Exercise directions — Your task is to repeat the listing exactly.

Provided records —
-=-=-

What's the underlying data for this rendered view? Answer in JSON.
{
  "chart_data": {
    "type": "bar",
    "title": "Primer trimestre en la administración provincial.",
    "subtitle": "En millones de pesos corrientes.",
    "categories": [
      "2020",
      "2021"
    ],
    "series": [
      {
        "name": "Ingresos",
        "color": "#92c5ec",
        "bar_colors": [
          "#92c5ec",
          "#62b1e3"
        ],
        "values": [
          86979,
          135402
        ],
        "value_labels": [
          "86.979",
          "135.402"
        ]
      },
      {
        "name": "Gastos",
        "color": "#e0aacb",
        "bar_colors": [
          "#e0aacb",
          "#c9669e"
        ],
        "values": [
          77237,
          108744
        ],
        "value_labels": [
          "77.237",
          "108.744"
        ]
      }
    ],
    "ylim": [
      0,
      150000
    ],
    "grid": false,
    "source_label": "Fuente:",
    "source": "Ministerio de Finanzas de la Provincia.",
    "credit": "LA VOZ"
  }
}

-=-=-

Answer to the problem —
What's the underlying data for this rendered view? Answer in JSON.
{
  "chart_data": {
    "type": "bar",
    "title": "Primer trimestre en la administración provincial.",
    "subtitle": "En millones de pesos corrientes.",
    "categories": [
      "2020",
      "2021"
    ],
    "series": [
      {
        "name": "Ingresos",
        "color": "#92c5ec",
        "bar_colors": [
          "#92c5ec",
          "#62b1e3"
        ],
        "values": [
          86979,
          135402
        ],
        "value_labels": [
          "86.979",
          "135.402"
        ]
      },
      {
        "name": "Gastos",
        "color": "#e0aacb",
        "bar_colors": [
          "#e0aacb",
          "#c9669e"
        ],
        "values": [
          77237,
          108744
        ],
        "value_labels": [
          "77.237",
          "108.744"
        ]
      }
    ],
    "ylim": [
      0,
      150000
    ],
    "grid": false,
    "source_label": "Fuente:",
    "source": "Ministerio de Finanzas de la Provincia.",
    "credit": "LA VOZ"
  }
}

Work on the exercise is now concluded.